Task description: Please return the lines of the records below unchanged, starting from the first line and going on through the line with "data-point-b: [175, 51, 184, 60]".

◆ ◆ ◆ ◆ ◆

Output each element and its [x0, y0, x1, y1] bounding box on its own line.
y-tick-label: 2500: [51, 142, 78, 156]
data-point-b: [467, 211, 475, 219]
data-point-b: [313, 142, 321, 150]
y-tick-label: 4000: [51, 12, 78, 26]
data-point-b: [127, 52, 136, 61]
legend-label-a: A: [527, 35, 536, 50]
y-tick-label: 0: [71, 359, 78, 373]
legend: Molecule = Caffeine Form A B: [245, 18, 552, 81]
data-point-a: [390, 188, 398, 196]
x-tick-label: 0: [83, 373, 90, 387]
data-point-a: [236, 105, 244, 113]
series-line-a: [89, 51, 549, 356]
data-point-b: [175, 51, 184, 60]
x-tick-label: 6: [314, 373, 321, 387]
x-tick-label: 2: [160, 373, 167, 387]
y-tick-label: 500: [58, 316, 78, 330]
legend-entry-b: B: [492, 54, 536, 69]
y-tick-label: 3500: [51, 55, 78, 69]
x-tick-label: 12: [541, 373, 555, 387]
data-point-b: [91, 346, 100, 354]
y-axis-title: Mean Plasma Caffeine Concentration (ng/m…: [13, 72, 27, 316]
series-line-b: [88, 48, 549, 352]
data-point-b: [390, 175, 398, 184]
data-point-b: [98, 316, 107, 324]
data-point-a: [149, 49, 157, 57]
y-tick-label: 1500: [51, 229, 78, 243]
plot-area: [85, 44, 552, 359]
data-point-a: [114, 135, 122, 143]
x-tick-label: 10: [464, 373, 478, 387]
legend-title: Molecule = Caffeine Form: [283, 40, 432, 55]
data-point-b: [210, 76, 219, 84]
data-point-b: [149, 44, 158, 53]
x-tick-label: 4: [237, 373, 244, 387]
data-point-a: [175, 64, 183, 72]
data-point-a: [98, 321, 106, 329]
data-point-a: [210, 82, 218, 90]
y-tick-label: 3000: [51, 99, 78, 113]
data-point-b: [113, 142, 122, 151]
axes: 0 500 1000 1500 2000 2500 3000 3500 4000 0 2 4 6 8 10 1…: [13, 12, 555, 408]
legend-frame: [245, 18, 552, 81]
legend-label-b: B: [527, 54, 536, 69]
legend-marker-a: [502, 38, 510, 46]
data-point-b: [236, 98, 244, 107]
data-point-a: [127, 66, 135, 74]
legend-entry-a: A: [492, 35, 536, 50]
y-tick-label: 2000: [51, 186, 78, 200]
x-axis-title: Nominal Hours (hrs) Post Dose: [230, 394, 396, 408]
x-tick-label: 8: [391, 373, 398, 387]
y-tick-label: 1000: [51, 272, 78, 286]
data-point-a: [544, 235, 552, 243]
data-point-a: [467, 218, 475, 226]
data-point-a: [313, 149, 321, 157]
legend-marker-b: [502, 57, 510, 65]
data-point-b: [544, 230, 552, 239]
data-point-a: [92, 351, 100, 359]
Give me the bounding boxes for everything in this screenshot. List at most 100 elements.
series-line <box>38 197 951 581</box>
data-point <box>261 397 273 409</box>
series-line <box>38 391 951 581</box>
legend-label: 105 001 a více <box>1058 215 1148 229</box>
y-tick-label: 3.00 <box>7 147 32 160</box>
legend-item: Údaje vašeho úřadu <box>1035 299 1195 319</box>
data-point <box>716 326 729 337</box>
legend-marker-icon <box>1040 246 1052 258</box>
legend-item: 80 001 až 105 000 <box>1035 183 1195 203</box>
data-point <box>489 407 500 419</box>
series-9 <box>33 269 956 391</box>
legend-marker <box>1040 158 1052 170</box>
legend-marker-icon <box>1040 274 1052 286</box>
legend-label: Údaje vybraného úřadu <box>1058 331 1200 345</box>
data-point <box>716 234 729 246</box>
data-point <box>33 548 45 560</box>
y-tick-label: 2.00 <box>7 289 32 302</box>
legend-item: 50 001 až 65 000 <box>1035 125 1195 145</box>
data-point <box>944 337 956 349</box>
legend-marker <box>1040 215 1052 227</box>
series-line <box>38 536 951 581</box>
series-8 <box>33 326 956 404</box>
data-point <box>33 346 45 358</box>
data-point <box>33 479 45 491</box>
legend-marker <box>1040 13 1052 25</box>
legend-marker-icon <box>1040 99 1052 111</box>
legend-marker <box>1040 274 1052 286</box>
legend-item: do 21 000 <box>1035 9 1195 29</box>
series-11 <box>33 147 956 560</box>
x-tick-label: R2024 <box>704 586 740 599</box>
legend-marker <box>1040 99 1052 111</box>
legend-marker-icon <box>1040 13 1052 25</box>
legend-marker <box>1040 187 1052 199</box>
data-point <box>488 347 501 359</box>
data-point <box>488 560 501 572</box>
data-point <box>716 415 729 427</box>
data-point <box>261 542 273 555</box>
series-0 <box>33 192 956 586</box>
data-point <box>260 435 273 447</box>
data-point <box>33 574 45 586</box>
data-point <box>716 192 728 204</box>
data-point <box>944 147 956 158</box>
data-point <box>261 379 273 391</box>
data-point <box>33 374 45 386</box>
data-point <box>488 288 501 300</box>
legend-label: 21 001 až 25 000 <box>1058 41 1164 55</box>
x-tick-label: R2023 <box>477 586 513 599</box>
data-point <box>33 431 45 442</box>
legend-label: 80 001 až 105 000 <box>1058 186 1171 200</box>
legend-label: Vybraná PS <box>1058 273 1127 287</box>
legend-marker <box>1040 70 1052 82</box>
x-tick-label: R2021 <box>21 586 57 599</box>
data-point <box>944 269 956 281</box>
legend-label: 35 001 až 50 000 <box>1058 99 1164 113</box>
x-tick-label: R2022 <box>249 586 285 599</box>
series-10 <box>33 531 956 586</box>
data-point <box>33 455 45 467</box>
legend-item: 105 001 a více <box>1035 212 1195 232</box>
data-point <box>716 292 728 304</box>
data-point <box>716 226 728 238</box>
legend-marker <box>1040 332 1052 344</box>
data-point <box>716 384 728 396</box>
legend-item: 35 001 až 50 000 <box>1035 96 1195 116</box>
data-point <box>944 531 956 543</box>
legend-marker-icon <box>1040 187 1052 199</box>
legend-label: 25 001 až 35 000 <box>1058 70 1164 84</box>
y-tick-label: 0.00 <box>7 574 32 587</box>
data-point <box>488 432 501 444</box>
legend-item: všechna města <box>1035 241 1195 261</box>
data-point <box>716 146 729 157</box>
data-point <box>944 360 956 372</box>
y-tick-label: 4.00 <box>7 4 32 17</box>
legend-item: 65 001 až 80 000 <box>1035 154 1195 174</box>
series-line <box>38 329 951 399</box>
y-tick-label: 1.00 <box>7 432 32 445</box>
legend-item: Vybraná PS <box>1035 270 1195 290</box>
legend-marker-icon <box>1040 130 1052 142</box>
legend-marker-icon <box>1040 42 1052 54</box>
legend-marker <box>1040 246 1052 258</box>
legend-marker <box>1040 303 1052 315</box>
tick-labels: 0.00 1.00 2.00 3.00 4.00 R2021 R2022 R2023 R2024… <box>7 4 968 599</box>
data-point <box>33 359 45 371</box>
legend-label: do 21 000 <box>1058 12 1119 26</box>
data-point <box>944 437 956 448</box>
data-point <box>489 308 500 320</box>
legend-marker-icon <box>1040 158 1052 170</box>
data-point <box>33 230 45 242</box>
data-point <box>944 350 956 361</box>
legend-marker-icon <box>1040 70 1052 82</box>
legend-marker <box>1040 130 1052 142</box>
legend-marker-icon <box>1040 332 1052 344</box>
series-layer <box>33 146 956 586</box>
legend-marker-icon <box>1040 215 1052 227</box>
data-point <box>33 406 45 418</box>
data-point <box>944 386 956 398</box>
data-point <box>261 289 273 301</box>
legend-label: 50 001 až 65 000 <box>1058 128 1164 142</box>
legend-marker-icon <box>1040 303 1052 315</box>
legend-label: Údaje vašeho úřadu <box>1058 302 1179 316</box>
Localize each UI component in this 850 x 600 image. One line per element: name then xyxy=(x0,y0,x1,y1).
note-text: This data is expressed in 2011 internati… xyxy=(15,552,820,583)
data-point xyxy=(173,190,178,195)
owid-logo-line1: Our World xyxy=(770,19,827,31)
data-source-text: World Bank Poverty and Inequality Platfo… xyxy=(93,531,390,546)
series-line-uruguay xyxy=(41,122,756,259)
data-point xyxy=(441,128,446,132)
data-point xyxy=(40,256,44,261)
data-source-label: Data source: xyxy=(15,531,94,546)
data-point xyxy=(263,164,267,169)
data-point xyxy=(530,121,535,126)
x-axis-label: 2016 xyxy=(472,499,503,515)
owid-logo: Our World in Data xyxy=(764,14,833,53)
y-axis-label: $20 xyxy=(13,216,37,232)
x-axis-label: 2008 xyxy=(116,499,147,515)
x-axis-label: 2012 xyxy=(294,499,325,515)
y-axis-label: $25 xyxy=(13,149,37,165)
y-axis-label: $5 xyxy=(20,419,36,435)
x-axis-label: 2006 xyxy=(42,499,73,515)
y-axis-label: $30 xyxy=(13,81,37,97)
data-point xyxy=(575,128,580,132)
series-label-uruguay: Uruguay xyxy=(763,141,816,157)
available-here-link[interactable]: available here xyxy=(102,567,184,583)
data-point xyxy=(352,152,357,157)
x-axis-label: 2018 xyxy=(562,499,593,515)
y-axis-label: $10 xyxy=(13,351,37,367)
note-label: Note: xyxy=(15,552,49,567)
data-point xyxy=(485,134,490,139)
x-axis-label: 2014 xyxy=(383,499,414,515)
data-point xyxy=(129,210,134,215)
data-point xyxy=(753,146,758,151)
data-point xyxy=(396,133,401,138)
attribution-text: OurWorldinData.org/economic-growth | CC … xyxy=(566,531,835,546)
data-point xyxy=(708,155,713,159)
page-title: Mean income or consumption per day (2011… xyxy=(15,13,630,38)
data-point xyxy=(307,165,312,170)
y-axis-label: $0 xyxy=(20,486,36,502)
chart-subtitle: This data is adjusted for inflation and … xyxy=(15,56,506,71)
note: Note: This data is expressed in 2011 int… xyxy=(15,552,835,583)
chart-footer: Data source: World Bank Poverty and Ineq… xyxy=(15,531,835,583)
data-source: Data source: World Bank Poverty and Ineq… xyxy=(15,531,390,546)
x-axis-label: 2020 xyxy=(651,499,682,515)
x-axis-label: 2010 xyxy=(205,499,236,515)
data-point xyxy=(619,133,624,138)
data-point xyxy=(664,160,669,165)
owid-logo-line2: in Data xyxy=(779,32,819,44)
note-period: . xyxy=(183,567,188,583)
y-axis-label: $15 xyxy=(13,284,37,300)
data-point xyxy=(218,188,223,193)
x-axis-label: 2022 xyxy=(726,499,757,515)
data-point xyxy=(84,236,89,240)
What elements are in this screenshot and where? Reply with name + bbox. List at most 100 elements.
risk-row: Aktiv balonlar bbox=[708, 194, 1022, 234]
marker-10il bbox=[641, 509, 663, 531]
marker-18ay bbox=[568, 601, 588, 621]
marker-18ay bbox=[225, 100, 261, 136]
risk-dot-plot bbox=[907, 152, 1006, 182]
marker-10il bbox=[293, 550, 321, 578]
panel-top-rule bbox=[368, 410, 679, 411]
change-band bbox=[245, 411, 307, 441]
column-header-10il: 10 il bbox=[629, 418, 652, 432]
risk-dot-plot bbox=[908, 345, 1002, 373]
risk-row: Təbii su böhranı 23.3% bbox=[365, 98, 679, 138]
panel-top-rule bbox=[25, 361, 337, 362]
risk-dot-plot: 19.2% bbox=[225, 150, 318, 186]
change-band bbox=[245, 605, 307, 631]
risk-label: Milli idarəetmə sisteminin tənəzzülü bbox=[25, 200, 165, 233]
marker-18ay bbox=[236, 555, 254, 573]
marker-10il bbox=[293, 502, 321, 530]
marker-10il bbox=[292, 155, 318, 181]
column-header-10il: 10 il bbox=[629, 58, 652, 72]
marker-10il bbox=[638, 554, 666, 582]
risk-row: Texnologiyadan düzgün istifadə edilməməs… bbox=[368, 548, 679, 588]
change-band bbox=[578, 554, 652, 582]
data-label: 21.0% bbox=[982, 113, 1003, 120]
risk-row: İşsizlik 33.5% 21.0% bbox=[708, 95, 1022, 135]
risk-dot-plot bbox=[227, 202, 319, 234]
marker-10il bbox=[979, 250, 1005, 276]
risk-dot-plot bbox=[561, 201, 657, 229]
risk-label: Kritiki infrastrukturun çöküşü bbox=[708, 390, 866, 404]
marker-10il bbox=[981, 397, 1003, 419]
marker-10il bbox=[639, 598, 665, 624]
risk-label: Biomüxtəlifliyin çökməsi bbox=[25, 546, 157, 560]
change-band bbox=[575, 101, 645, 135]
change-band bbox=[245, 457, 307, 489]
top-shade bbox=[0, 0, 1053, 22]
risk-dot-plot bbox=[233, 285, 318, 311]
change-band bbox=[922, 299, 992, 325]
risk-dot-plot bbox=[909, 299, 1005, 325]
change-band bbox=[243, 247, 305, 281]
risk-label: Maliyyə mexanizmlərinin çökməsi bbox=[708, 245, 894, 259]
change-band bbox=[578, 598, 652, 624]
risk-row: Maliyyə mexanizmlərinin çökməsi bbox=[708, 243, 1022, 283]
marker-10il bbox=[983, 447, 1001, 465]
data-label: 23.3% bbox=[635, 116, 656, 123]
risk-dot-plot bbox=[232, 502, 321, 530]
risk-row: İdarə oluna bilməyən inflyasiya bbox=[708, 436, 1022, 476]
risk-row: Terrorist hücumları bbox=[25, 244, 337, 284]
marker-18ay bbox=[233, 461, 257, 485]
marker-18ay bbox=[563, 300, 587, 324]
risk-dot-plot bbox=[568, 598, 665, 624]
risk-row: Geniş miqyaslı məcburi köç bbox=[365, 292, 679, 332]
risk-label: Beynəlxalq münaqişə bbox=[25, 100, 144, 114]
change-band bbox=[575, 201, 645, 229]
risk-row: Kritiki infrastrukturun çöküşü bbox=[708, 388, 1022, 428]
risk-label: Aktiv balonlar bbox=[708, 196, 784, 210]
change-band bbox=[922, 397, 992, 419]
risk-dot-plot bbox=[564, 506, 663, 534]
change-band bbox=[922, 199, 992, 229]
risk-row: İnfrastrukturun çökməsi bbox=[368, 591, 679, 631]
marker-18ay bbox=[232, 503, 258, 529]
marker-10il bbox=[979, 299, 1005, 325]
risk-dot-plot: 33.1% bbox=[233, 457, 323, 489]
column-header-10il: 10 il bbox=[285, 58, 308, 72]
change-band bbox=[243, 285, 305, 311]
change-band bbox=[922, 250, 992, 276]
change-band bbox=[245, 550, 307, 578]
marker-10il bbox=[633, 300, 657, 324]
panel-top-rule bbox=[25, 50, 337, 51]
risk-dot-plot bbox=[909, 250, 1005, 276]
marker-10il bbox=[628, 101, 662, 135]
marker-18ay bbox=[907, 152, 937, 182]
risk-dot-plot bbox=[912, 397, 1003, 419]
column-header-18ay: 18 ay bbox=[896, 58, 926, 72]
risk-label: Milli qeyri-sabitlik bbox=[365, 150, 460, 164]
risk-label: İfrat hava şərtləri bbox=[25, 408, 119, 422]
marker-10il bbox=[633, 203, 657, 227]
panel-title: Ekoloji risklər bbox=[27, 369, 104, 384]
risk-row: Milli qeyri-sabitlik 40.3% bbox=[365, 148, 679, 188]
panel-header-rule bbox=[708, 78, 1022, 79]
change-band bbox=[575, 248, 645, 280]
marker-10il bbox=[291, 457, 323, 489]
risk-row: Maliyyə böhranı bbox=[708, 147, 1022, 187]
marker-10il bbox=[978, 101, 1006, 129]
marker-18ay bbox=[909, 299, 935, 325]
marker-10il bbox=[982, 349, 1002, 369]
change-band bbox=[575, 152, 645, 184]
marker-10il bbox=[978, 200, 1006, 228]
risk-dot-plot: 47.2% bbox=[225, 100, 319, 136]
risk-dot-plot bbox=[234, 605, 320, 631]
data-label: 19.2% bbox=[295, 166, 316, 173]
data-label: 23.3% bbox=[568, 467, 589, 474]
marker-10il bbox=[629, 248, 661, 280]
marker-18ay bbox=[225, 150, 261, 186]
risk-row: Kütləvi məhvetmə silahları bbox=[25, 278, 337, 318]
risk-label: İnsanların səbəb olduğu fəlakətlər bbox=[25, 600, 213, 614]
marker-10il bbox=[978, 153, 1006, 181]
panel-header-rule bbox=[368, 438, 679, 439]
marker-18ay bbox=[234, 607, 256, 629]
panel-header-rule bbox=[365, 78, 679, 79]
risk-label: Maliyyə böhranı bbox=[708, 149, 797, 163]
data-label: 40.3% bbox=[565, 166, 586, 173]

◆ ◆ ◆ ◆ ◆

Right answer:
Output each element and its [x0, y0, x1, y1] bounding box on its own line.
y-tick-label: 2500: [51, 142, 78, 156]
data-point-b: [467, 211, 475, 219]
data-point-b: [313, 142, 321, 150]
y-tick-label: 4000: [51, 12, 78, 26]
data-point-b: [127, 52, 136, 61]
legend-label-a: A: [527, 35, 536, 50]
y-tick-label: 0: [71, 359, 78, 373]
legend: Molecule = Caffeine Form A B: [245, 18, 552, 81]
data-point-a: [390, 188, 398, 196]
x-tick-label: 0: [83, 373, 90, 387]
data-point-a: [236, 105, 244, 113]
series-line-a: [89, 51, 549, 356]
data-point-b: [175, 51, 184, 60]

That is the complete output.